Task prompt — In the forum thread on names for corn, rewrite the stretch from "On 3sat TV there's" through "Columbus set sail.", putting "program" in place of "documentary".

Text section —

It means just "Caesar's (corn)" or "the one of/from Caesar" - "Tsar" being the Slavic version of "Caesar", and -ev- + -ica being derivational suffixes (the first transforms "Tsar" into a possessive adjective, and the second one turns it back into a noun).


----------



## apmoy70

In Greek, corn's formal name is "αραβόσιτος" (arav*o*sitos) which literally means "Arabian wheat", probably because the plant was brought here in the 1700's from N. Africa. Colloquially it is called "Καλαμπόκι" (Kalamb*o*ki), after the Italian name for the white maize (Calambochi)


----------



## OldAvatar

Romanian:
_porumb_
Other archaisms or regionalisms:
_păpuşoi, cucuruz_, _gârnişor_, _mais_


----------



## Hakro

Finnish: maissi
Swedish: majs


----------



## sokol

On 3sat TV there's just running a documentary on maize/corn:

"Eine Hand voll Leben: Gechichte(n) vom Mais", a film by Gustav W. Trampitsch.

It seems that maize was known in Africa more than 250 years before 1492 when Columbus set sail.

Listed entries —
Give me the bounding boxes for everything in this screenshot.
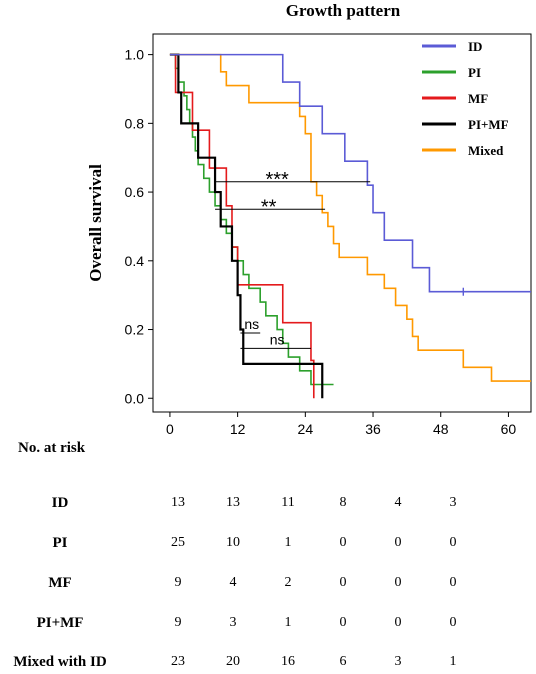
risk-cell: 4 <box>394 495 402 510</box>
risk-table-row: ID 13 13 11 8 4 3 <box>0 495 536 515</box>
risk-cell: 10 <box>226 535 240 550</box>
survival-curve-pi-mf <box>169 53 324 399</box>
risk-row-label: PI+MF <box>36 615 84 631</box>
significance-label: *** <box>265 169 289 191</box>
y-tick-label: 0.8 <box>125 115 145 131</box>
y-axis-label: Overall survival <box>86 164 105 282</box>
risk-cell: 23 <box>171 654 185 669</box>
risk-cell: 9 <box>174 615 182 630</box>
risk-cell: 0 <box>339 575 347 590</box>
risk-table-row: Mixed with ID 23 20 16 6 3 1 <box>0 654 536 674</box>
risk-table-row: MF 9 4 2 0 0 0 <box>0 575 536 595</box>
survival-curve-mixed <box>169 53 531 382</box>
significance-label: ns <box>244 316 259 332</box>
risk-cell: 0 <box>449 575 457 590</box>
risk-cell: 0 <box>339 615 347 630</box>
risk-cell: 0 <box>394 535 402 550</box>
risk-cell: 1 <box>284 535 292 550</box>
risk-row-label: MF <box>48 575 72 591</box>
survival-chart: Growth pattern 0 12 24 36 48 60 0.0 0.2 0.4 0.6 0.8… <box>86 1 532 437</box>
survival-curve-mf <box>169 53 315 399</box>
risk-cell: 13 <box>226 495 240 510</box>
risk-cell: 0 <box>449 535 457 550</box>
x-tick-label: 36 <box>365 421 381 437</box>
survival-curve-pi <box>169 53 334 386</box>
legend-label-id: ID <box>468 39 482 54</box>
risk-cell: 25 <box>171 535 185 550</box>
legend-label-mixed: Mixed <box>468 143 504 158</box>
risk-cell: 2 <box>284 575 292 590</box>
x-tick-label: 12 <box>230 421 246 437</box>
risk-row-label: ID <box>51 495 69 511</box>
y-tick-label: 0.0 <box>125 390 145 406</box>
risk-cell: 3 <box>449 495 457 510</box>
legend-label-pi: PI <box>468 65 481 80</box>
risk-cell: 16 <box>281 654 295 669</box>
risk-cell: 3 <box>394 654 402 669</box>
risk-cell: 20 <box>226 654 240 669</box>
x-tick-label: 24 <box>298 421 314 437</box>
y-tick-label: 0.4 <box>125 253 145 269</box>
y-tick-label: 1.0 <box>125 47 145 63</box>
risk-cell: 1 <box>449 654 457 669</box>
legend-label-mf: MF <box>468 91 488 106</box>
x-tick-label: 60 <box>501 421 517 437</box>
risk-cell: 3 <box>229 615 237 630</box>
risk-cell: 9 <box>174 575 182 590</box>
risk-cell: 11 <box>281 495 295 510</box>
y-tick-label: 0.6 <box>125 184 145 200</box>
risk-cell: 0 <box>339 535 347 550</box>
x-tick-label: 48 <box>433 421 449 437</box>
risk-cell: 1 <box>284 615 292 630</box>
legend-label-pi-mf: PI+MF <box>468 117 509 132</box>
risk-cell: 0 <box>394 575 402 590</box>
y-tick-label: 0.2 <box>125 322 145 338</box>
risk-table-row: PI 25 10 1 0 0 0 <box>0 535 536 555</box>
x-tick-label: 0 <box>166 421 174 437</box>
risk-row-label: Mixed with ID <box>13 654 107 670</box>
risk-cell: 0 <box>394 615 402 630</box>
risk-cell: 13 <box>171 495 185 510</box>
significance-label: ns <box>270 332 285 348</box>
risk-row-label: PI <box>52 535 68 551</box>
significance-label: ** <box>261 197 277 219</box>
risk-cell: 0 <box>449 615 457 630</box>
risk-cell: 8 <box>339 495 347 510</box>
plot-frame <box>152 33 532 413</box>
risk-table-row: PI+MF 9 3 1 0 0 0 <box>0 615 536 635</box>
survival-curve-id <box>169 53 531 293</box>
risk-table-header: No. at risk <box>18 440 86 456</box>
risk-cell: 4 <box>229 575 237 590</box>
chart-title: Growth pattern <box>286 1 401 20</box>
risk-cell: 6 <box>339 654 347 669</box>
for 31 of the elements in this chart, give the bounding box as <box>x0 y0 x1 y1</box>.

--

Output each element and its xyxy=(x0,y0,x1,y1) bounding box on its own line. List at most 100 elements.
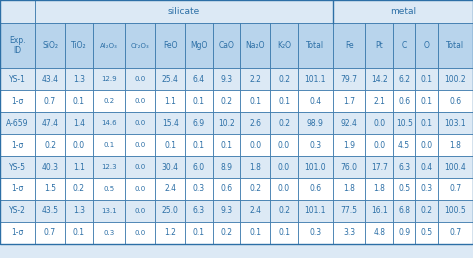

...

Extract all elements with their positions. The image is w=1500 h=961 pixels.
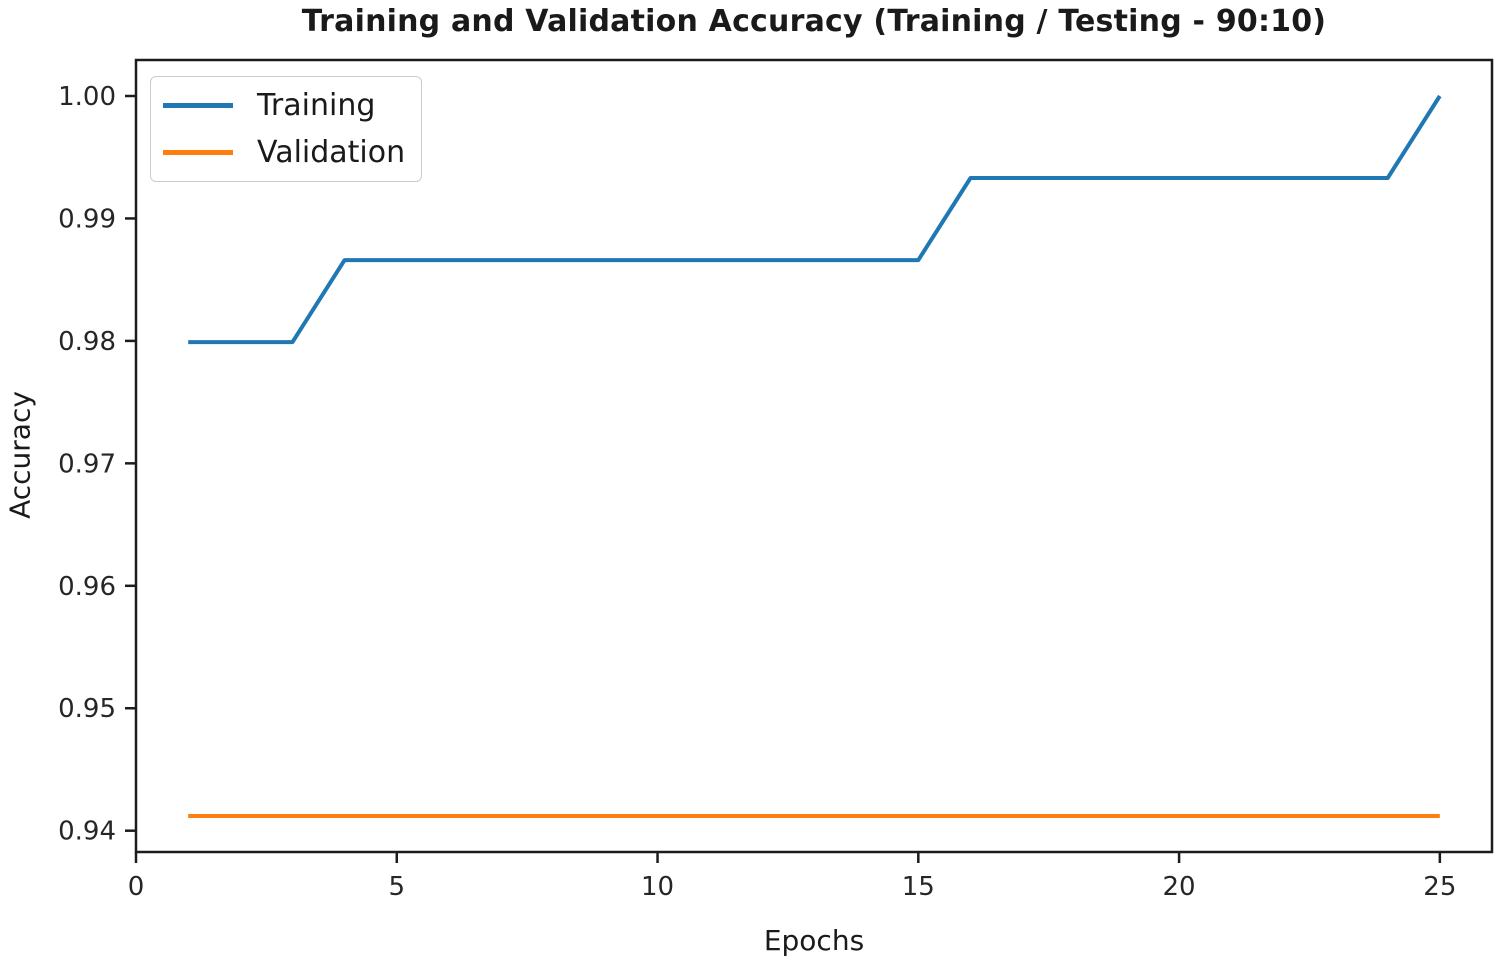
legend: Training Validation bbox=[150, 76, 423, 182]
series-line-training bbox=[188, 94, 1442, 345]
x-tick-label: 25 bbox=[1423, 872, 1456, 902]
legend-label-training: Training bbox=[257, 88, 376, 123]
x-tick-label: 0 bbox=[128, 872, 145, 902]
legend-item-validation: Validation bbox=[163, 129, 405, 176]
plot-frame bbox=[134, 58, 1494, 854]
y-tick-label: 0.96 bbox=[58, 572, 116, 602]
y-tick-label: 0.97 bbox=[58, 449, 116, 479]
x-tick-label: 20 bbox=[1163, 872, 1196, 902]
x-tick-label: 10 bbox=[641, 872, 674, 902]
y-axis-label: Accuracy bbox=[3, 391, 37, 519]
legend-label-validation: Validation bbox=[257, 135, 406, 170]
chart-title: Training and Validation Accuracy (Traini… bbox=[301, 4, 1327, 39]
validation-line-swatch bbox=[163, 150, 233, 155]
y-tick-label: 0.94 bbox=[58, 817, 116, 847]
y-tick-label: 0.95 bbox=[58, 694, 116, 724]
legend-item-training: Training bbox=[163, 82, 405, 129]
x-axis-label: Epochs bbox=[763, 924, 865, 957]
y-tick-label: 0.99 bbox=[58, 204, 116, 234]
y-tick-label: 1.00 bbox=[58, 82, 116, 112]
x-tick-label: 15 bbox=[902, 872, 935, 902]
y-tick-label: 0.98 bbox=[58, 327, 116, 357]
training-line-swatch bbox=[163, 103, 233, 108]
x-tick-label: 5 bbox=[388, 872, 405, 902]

Correct answer —
On 3sat TV there's just running a program on maize/corn:

"Eine Hand voll Leben: Gechichte(n) vom Mais", a film by Gustav W. Trampitsch.

It seems that maize was known in Africa more than 250 years before 1492 when Columbus set sail.